- _Aim of the task_:
From the records below, pull each line that has "Комитета".

---------------

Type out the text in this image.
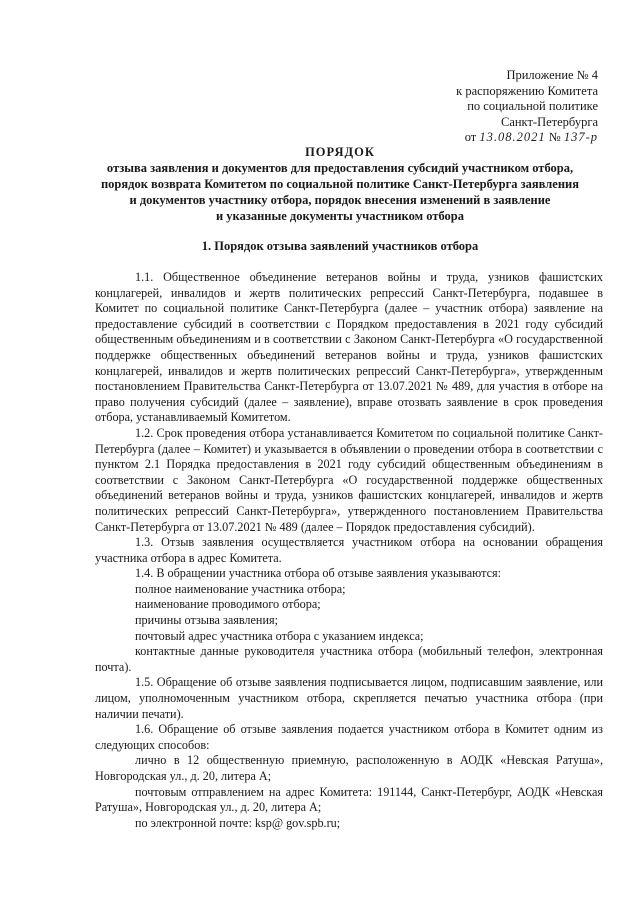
Приложение № 4
к распоряжению Комитета
по социальной политике
Санкт-Петербурга
от 13.08.2021 № 137-р
ПОРЯДОК
отзыва заявления и документов для предоставления субсидий участником отбора,
порядок возврата Комитетом по социальной политике Санкт-Петербурга заявления
и документов участнику отбора, порядок внесения изменений в заявление
и указанные документы участником отбора
1. Порядок отзыва заявлений участников отбора

1.1. Общественное объединение ветеранов войны и труда, узников фашистских концлагерей, инвалидов и жертв политических репрессий Санкт-Петербурга, подавшее в Комитет по социальной политике Санкт-Петербурга (далее – участник отбора) заявление на предоставление субсидий в соответствии с Порядком предоставления в 2021 году субсидий общественным объединениям и в соответствии с Законом Санкт-Петербурга «О государственной поддержке общественных объединений ветеранов войны и труда, узников фашистских концлагерей, инвалидов и жертв политических репрессий Санкт-Петербурга», утвержденным постановлением Правительства Санкт-Петербурга от 13.07.2021 № 489, для участия в отборе на право получения субсидий (далее – заявление), вправе отозвать заявление в срок проведения отбора, устанавливаемый Комитетом.

1.2. Срок проведения отбора устанавливается Комитетом по социальной политике Санкт-Петербурга (далее – Комитет) и указывается в объявлении о проведении отбора в соответствии с пунктом 2.1 Порядка предоставления в 2021 году субсидий общественным объединениям в соответствии с Законом Санкт-Петербурга «О государственной поддержке общественных объединений ветеранов войны и труда, узников фашистских концлагерей, инвалидов и жертв политических репрессий Санкт-Петербурга», утвержденного постановлением Правительства Санкт-Петербурга от 13.07.2021 № 489 (далее – Порядок предоставления субсидий).

1.3. Отзыв заявления осуществляется участником отбора на основании обращения участника отбора в адрес Комитета.

1.4. В обращении участника отбора об отзыве заявления указываются:

полное наименование участника отбора;

наименование проводимого отбора;

причины отзыва заявления;

почтовый адрес участника отбора с указанием индекса;

контактные данные руководителя участника отбора (мобильный телефон, электронная почта).

1.5. Обращение об отзыве заявления подписывается лицом, подписавшим заявление, или лицом, уполномоченным участником отбора, скрепляется печатью участника отбора (при наличии печати).

1.6. Обращение об отзыве заявления подается участником отбора в Комитет одним из следующих способов:

лично в 12 общественную приемную, расположенную в АОДК «Невская Ратуша», Новгородская ул., д. 20, литера А;

почтовым отправлением на адрес Комитета: 191144, Санкт-Петербург, АОДК «Невская Ратуша», Новгородская ул., д. 20, литера А;

по электронной почте: ksp@ gov.spb.ru;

---------------

- _Solved problem_:
к распоряжению Комитета
1.3. Отзыв заявления осуществляется участником отбора на основании обращения участника отбора в адрес Комитета.
почтовым отправлением на адрес Комитета: 191144, Санкт-Петербург, АОДК «Невская Ратуша», Новгородская ул., д. 20, литера А;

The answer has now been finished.